§ **What is needed**
Copy out the listing in full, exactly as written, but not its pictures.

____ Supplied data

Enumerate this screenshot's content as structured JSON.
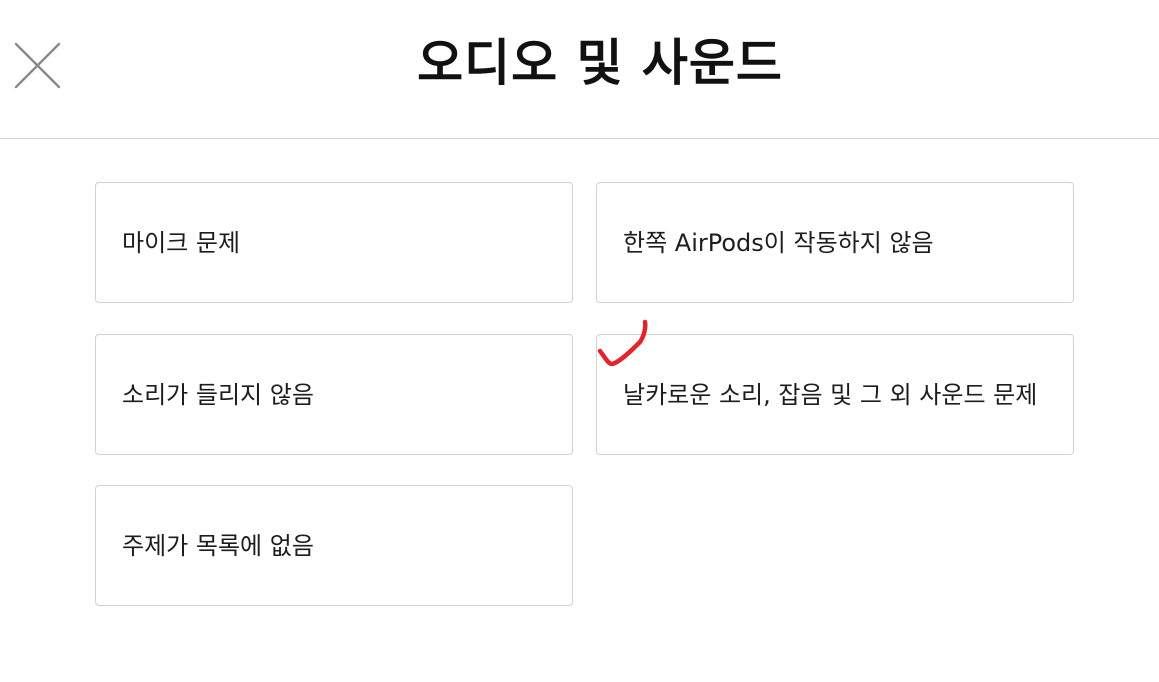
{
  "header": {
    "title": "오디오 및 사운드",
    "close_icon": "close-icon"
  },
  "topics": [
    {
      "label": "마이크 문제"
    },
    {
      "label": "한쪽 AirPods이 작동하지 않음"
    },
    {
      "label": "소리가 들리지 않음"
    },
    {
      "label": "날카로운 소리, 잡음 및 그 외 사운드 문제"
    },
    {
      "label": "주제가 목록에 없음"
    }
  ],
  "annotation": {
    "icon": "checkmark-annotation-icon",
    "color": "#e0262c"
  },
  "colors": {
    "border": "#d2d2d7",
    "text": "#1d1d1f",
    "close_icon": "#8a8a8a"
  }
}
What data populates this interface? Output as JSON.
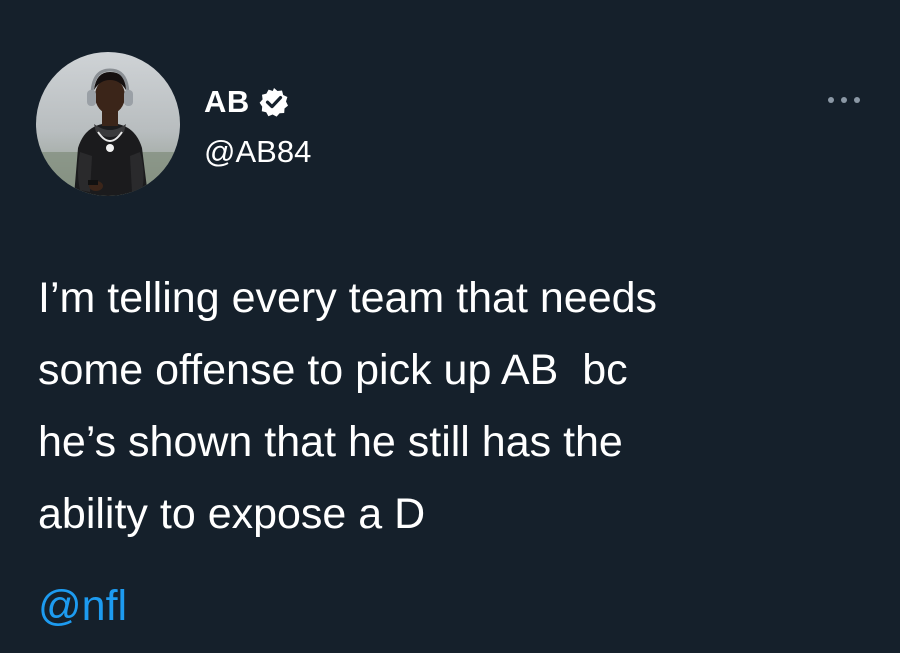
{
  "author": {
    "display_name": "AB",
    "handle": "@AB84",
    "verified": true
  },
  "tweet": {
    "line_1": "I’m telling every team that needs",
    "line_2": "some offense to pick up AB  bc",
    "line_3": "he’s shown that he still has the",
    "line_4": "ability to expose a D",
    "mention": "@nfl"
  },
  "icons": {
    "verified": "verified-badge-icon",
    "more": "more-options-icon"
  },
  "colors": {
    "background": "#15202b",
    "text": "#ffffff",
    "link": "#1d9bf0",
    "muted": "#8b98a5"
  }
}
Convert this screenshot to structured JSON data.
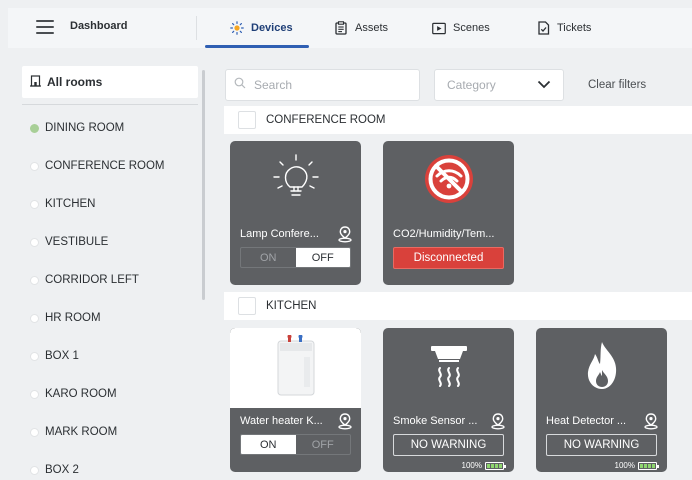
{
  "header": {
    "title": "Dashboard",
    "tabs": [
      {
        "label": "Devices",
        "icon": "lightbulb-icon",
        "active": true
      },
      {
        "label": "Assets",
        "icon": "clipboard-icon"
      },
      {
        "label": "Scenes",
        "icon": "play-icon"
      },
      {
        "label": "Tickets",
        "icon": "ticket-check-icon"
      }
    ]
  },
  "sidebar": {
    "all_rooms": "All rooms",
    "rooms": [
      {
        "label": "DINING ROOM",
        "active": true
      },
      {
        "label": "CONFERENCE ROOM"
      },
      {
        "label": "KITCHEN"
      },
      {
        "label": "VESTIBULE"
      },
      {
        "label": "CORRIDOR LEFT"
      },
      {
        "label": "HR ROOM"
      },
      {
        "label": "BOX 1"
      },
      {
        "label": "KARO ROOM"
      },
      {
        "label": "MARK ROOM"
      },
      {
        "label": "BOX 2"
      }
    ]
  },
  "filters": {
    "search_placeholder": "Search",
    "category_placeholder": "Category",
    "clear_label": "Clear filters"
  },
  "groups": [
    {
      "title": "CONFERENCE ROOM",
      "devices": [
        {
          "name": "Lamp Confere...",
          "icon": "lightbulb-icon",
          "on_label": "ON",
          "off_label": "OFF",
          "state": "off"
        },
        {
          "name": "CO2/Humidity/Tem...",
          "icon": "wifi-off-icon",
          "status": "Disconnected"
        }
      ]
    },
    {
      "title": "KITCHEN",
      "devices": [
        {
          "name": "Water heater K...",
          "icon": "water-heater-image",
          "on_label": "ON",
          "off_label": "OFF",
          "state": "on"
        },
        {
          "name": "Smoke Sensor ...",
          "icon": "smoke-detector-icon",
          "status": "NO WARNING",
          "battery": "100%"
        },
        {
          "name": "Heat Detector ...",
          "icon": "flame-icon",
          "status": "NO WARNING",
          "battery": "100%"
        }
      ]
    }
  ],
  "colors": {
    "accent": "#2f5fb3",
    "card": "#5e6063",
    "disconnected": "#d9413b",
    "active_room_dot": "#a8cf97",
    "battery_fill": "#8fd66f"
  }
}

________

§ **Output of the task**
Enumerate this screenshot's content as structured JSON.
{
  "header": {
    "title": "오디오 및 사운드",
    "close_icon": "close-icon"
  },
  "topics": [
    {
      "label": "마이크 문제"
    },
    {
      "label": "한쪽 AirPods이 작동하지 않음"
    },
    {
      "label": "소리가 들리지 않음"
    },
    {
      "label": "날카로운 소리, 잡음 및 그 외 사운드 문제"
    },
    {
      "label": "주제가 목록에 없음"
    }
  ],
  "annotation": {
    "icon": "checkmark-annotation-icon",
    "color": "#e0262c"
  },
  "colors": {
    "border": "#d2d2d7",
    "text": "#1d1d1f",
    "close_icon": "#8a8a8a"
  }
}
What data populates this interface? Output as JSON.
{
  "author": {
    "display_name": "AB",
    "handle": "@AB84",
    "verified": true
  },
  "tweet": {
    "line_1": "I’m telling every team that needs",
    "line_2": "some offense to pick up AB  bc",
    "line_3": "he’s shown that he still has the",
    "line_4": "ability to expose a D",
    "mention": "@nfl"
  },
  "icons": {
    "verified": "verified-badge-icon",
    "more": "more-options-icon"
  },
  "colors": {
    "background": "#15202b",
    "text": "#ffffff",
    "link": "#1d9bf0",
    "muted": "#8b98a5"
  }
}
Convert this screenshot to structured JSON data.
{
  "header": {
    "title": "Dashboard",
    "tabs": [
      {
        "label": "Devices",
        "icon": "lightbulb-icon",
        "active": true
      },
      {
        "label": "Assets",
        "icon": "clipboard-icon"
      },
      {
        "label": "Scenes",
        "icon": "play-icon"
      },
      {
        "label": "Tickets",
        "icon": "ticket-check-icon"
      }
    ]
  },
  "sidebar": {
    "all_rooms": "All rooms",
    "rooms": [
      {
        "label": "DINING ROOM",
        "active": true
      },
      {
        "label": "CONFERENCE ROOM"
      },
      {
        "label": "KITCHEN"
      },
      {
        "label": "VESTIBULE"
      },
      {
        "label": "CORRIDOR LEFT"
      },
      {
        "label": "HR ROOM"
      },
      {
        "label": "BOX 1"
      },
      {
        "label": "KARO ROOM"
      },
      {
        "label": "MARK ROOM"
      },
      {
        "label": "BOX 2"
      }
    ]
  },
  "filters": {
    "search_placeholder": "Search",
    "category_placeholder": "Category",
    "clear_label": "Clear filters"
  },
  "groups": [
    {
      "title": "CONFERENCE ROOM",
      "devices": [
        {
          "name": "Lamp Confere...",
          "icon": "lightbulb-icon",
          "on_label": "ON",
          "off_label": "OFF",
          "state": "off"
        },
        {
          "name": "CO2/Humidity/Tem...",
          "icon": "wifi-off-icon",
          "status": "Disconnected"
        }
      ]
    },
    {
      "title": "KITCHEN",
      "devices": [
        {
          "name": "Water heater K...",
          "icon": "water-heater-image",
          "on_label": "ON",
          "off_label": "OFF",
          "state": "on"
        },
        {
          "name": "Smoke Sensor ...",
          "icon": "smoke-detector-icon",
          "status": "NO WARNING",
          "battery": "100%"
        },
        {
          "name": "Heat Detector ...",
          "icon": "flame-icon",
          "status": "NO WARNING",
          "battery": "100%"
        }
      ]
    }
  ],
  "colors": {
    "accent": "#2f5fb3",
    "card": "#5e6063",
    "disconnected": "#d9413b",
    "active_room_dot": "#a8cf97",
    "battery_fill": "#8fd66f"
  }
}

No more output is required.